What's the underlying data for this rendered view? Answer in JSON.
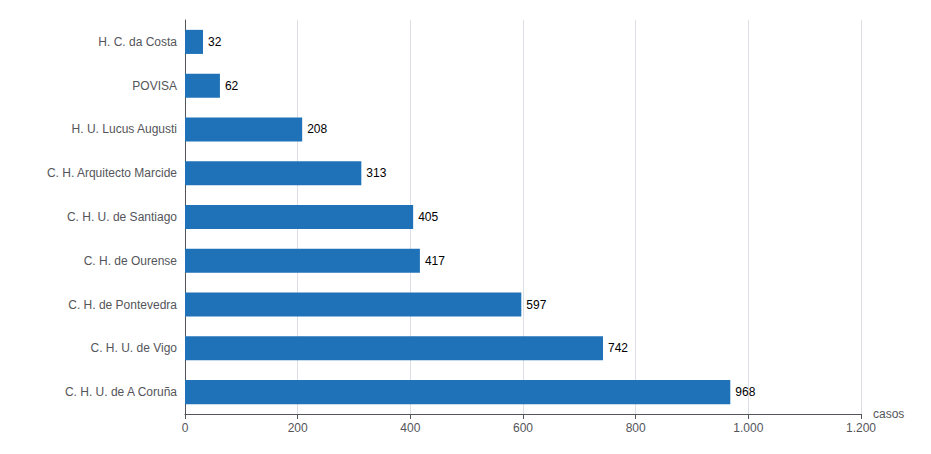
{
  "chart_data": {
    "type": "bar",
    "orientation": "horizontal",
    "categories": [
      "C. H. U. de A Coruña",
      "C. H. U. de Vigo",
      "C. H. de Pontevedra",
      "C. H. de Ourense",
      "C. H. U. de Santiago",
      "C. H. Arquitecto Marcide",
      "H. U. Lucus Augusti",
      "POVISA",
      "H. C. da Costa"
    ],
    "values": [
      968,
      742,
      597,
      417,
      405,
      313,
      208,
      62,
      32
    ],
    "color": "#1F72B8",
    "xlabel": "casos",
    "xlim": [
      0,
      1200
    ],
    "xticks": [
      0,
      200,
      400,
      600,
      800,
      {
        "value": 1000,
        "label": "1.000"
      },
      {
        "value": 1200,
        "label": "1.200"
      }
    ],
    "grid": true,
    "data_labels": true
  }
}
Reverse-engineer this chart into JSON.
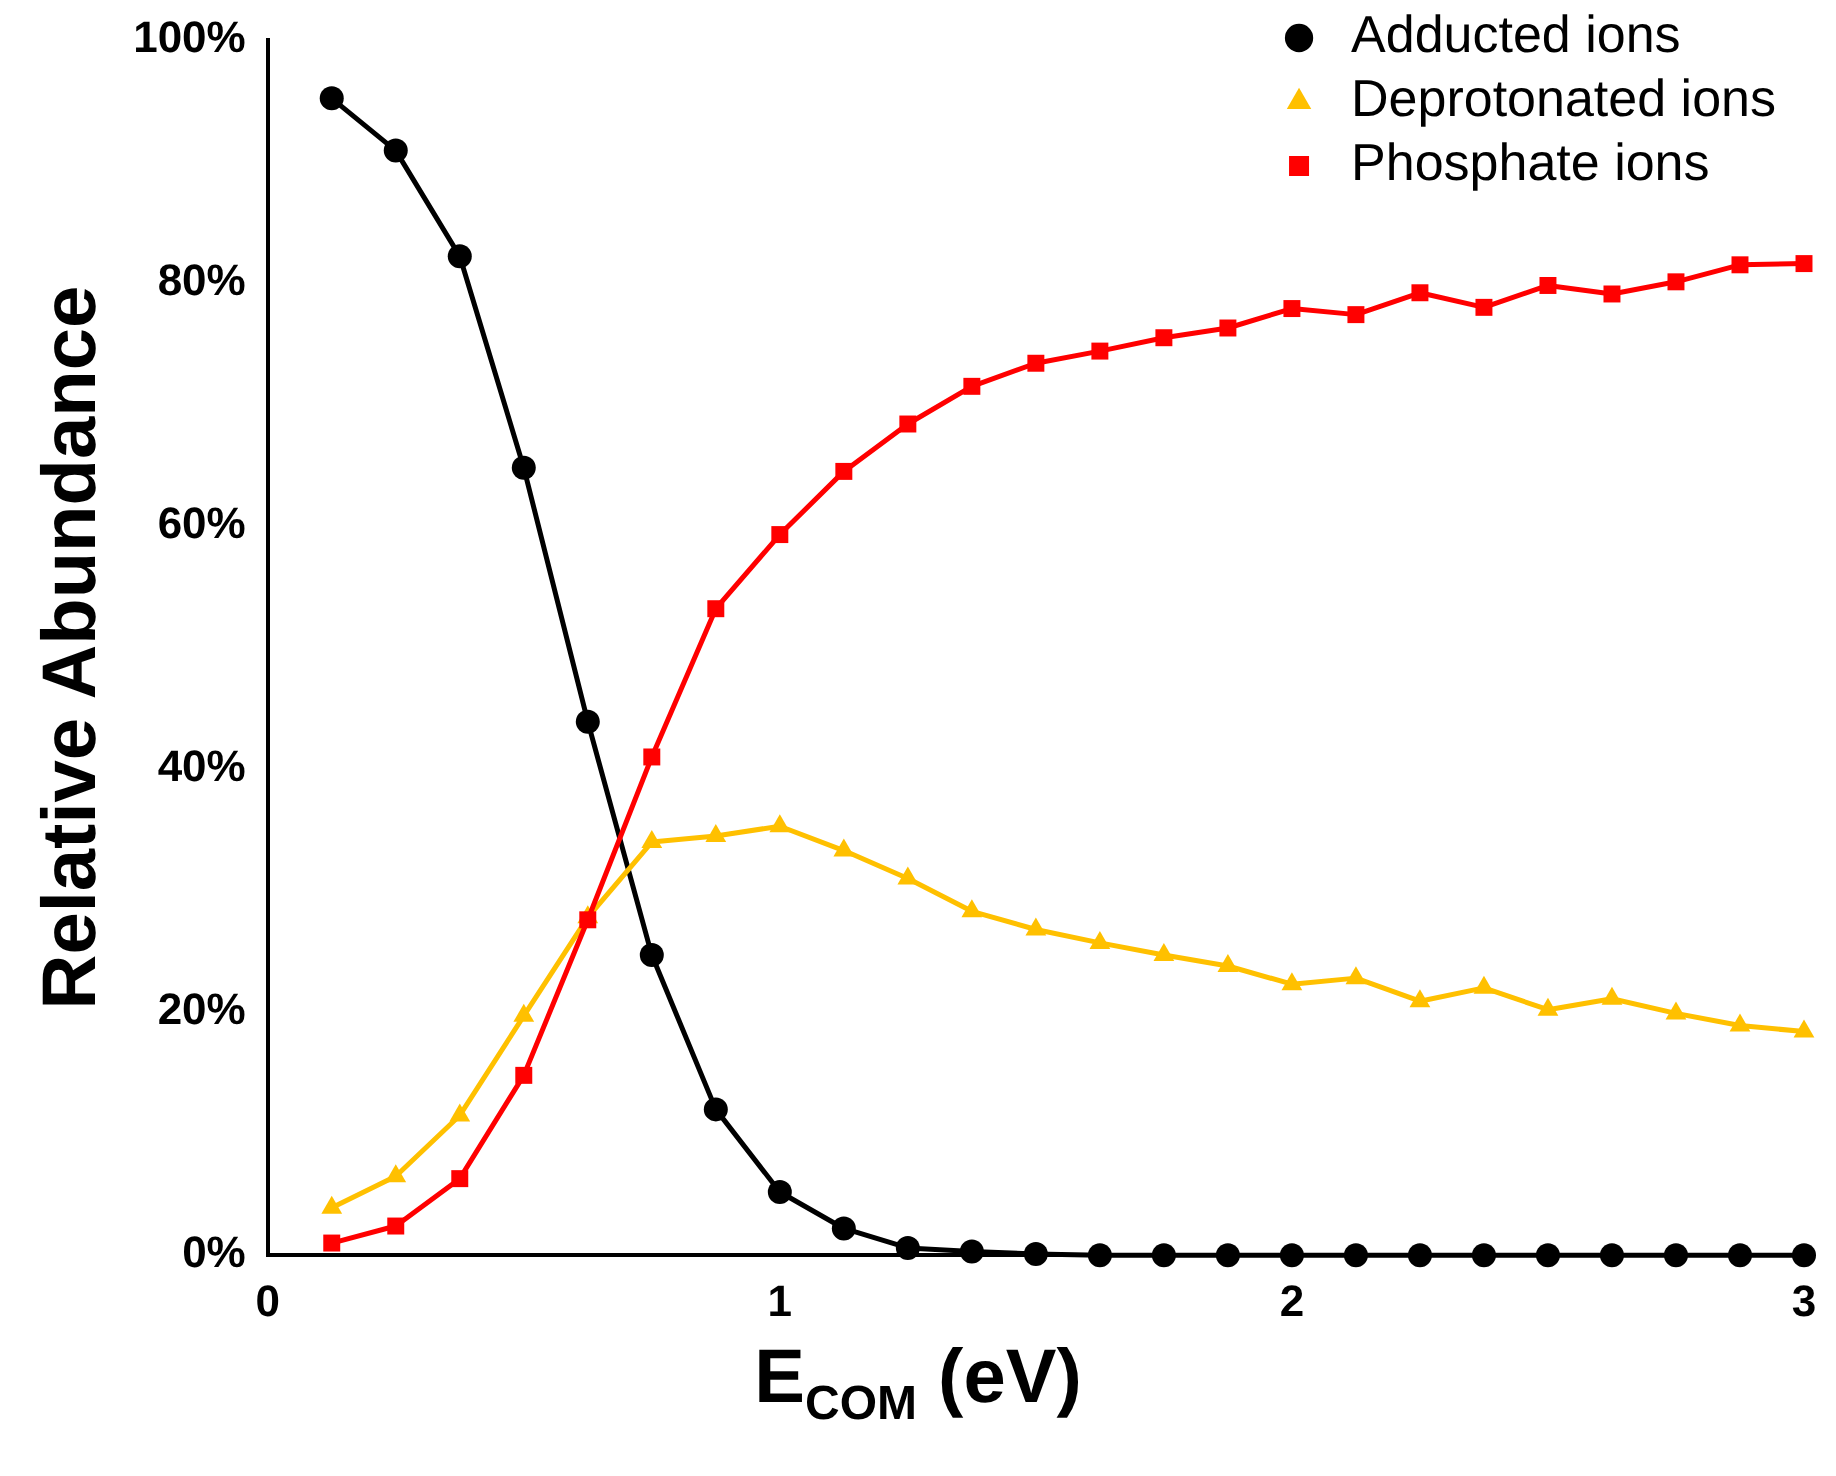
* * *
- AIM OF THE TASK
Transcribe the material as is, with images omitted.

- TASK SOLUTION
What's the underlying data for this rendered view? Answer in JSON.
{
  "chart_data": {
    "type": "bar",
    "orientation": "horizontal",
    "categories": [
      "C. H. U. de A Coruña",
      "C. H. U. de Vigo",
      "C. H. de Pontevedra",
      "C. H. de Ourense",
      "C. H. U. de Santiago",
      "C. H. Arquitecto Marcide",
      "H. U. Lucus Augusti",
      "POVISA",
      "H. C. da Costa"
    ],
    "values": [
      968,
      742,
      597,
      417,
      405,
      313,
      208,
      62,
      32
    ],
    "color": "#1F72B8",
    "xlabel": "casos",
    "xlim": [
      0,
      1200
    ],
    "xticks": [
      0,
      200,
      400,
      600,
      800,
      {
        "value": 1000,
        "label": "1.000"
      },
      {
        "value": 1200,
        "label": "1.200"
      }
    ],
    "grid": true,
    "data_labels": true
  }
}
Reverse-engineer this chart into JSON.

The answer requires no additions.